### Short task
Below you will find a set of lines. Repeat them all exactly.

═══ Dataset entries ═══

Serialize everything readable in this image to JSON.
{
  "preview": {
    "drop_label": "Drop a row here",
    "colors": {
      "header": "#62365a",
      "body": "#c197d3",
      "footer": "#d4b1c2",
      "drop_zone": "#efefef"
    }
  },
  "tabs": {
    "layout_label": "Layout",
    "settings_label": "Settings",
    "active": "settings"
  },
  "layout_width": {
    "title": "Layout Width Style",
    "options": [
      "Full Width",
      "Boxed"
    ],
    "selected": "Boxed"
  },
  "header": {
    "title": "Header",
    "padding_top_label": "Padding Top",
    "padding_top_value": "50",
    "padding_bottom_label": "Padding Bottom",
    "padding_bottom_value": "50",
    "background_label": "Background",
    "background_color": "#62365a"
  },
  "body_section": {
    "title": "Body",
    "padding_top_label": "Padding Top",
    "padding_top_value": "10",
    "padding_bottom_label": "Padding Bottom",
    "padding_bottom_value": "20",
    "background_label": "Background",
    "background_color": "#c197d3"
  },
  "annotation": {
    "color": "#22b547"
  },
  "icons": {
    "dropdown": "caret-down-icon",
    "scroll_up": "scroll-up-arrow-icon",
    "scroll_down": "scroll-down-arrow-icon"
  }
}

═══

### Solution for this exercise
Serialize everything readable in this image to JSON.
{
  "preview": {
    "drop_label": "Drop a row here",
    "colors": {
      "header": "#62365a",
      "body": "#c197d3",
      "footer": "#d4b1c2",
      "drop_zone": "#efefef"
    }
  },
  "tabs": {
    "layout_label": "Layout",
    "settings_label": "Settings",
    "active": "settings"
  },
  "layout_width": {
    "title": "Layout Width Style",
    "options": [
      "Full Width",
      "Boxed"
    ],
    "selected": "Boxed"
  },
  "header": {
    "title": "Header",
    "padding_top_label": "Padding Top",
    "padding_top_value": "50",
    "padding_bottom_label": "Padding Bottom",
    "padding_bottom_value": "50",
    "background_label": "Background",
    "background_color": "#62365a"
  },
  "body_section": {
    "title": "Body",
    "padding_top_label": "Padding Top",
    "padding_top_value": "10",
    "padding_bottom_label": "Padding Bottom",
    "padding_bottom_value": "20",
    "background_label": "Background",
    "background_color": "#c197d3"
  },
  "annotation": {
    "color": "#22b547"
  },
  "icons": {
    "dropdown": "caret-down-icon",
    "scroll_up": "scroll-up-arrow-icon",
    "scroll_down": "scroll-down-arrow-icon"
  }
}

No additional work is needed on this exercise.